- WRITTEN EXERCISE -
Transcribe the records that follow, preserving every word.
** start of DATA EXCERPTS **
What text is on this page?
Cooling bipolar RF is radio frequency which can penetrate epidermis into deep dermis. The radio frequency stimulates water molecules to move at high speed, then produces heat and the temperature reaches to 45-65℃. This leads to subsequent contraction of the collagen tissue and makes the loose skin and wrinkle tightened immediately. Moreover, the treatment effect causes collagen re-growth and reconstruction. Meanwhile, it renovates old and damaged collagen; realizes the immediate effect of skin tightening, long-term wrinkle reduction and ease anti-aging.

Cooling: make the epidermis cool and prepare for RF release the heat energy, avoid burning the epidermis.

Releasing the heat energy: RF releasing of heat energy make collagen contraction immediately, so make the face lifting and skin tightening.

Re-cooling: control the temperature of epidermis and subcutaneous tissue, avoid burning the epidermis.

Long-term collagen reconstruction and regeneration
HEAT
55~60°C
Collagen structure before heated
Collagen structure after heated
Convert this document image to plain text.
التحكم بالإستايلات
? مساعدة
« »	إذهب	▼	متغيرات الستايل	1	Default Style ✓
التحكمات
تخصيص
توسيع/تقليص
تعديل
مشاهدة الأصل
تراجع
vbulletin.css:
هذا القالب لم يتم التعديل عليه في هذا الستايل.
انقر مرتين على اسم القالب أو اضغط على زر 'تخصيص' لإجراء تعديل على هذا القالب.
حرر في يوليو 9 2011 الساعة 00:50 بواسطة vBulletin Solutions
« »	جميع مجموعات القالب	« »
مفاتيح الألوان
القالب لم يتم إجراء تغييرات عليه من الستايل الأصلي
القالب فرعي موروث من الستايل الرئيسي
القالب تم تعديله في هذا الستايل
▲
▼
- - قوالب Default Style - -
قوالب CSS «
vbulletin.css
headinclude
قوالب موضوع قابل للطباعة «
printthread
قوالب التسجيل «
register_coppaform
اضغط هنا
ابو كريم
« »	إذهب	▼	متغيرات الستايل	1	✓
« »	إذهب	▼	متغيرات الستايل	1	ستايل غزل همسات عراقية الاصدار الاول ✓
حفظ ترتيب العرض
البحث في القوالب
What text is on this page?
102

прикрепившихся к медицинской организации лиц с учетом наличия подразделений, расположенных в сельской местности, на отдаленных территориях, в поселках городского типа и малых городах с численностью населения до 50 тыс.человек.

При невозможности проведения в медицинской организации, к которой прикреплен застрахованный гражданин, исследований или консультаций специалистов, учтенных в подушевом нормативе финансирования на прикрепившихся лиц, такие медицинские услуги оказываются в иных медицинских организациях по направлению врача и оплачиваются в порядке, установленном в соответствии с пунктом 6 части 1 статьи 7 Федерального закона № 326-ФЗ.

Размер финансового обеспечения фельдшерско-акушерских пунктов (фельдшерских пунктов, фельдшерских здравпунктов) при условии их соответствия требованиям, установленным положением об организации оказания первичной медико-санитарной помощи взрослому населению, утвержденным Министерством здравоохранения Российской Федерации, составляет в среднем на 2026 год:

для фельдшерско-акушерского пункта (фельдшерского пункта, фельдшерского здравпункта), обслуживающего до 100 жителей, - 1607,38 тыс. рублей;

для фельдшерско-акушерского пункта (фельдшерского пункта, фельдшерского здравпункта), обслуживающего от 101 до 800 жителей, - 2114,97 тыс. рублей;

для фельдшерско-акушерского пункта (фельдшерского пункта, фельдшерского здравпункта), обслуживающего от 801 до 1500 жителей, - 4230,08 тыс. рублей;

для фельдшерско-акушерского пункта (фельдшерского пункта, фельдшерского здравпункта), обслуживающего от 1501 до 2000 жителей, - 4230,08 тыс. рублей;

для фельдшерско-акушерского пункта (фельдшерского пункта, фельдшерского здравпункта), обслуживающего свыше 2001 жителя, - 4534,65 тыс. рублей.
** end of DATA EXCERPTS **
- RESULT FOR THIS TASK -
What text is on this page?
Cooling bipolar RF is radio frequency which can penetrate epidermis into deep dermis. The radio frequency stimulates water molecules to move at high speed, then produces heat and the temperature reaches to 45-65℃. This leads to subsequent contraction of the collagen tissue and makes the loose skin and wrinkle tightened immediately. Moreover, the treatment effect causes collagen re-growth and reconstruction. Meanwhile, it renovates old and damaged collagen; realizes the immediate effect of skin tightening, long-term wrinkle reduction and ease anti-aging.

Cooling: make the epidermis cool and prepare for RF release the heat energy, avoid burning the epidermis.

Releasing the heat energy: RF releasing of heat energy make collagen contraction immediately, so make the face lifting and skin tightening.

Re-cooling: control the temperature of epidermis and subcutaneous tissue, avoid burning the epidermis.

Long-term collagen reconstruction and regeneration
HEAT
55~60°C
Collagen structure before heated
Collagen structure after heated
Convert this document image to plain text.
التحكم بالإستايلات
? مساعدة
« »	إذهب	▼	متغيرات الستايل	1	Default Style ✓
التحكمات
تخصيص
توسيع/تقليص
تعديل
مشاهدة الأصل
تراجع
vbulletin.css:
هذا القالب لم يتم التعديل عليه في هذا الستايل.
انقر مرتين على اسم القالب أو اضغط على زر 'تخصيص' لإجراء تعديل على هذا القالب.
حرر في يوليو 9 2011 الساعة 00:50 بواسطة vBulletin Solutions
« »	جميع مجموعات القالب	« »
مفاتيح الألوان
القالب لم يتم إجراء تغييرات عليه من الستايل الأصلي
القالب فرعي موروث من الستايل الرئيسي
القالب تم تعديله في هذا الستايل
▲
▼
- - قوالب Default Style - -
قوالب CSS «
vbulletin.css
headinclude
قوالب موضوع قابل للطباعة «
printthread
قوالب التسجيل «
register_coppaform
اضغط هنا
ابو كريم
« »	إذهب	▼	متغيرات الستايل	1	✓
« »	إذهب	▼	متغيرات الستايل	1	ستايل غزل همسات عراقية الاصدار الاول ✓
حفظ ترتيب العرض
البحث في القوالب
What text is on this page?
102

прикрепившихся к медицинской организации лиц с учетом наличия подразделений, расположенных в сельской местности, на отдаленных территориях, в поселках городского типа и малых городах с численностью населения до 50 тыс.человек.

При невозможности проведения в медицинской организации, к которой прикреплен застрахованный гражданин, исследований или консультаций специалистов, учтенных в подушевом нормативе финансирования на прикрепившихся лиц, такие медицинские услуги оказываются в иных медицинских организациях по направлению врача и оплачиваются в порядке, установленном в соответствии с пунктом 6 части 1 статьи 7 Федерального закона № 326-ФЗ.

Размер финансового обеспечения фельдшерско-акушерских пунктов (фельдшерских пунктов, фельдшерских здравпунктов) при условии их соответствия требованиям, установленным положением об организации оказания первичной медико-санитарной помощи взрослому населению, утвержденным Министерством здравоохранения Российской Федерации, составляет в среднем на 2026 год:

для фельдшерско-акушерского пункта (фельдшерского пункта, фельдшерского здравпункта), обслуживающего до 100 жителей, - 1607,38 тыс. рублей;

для фельдшерско-акушерского пункта (фельдшерского пункта, фельдшерского здравпункта), обслуживающего от 101 до 800 жителей, - 2114,97 тыс. рублей;

для фельдшерско-акушерского пункта (фельдшерского пункта, фельдшерского здравпункта), обслуживающего от 801 до 1500 жителей, - 4230,08 тыс. рублей;

для фельдшерско-акушерского пункта (фельдшерского пункта, фельдшерского здравпункта), обслуживающего от 1501 до 2000 жителей, - 4230,08 тыс. рублей;

для фельдшерско-акушерского пункта (фельдшерского пункта, фельдшерского здравпункта), обслуживающего свыше 2001 жителя, - 4534,65 тыс. рублей.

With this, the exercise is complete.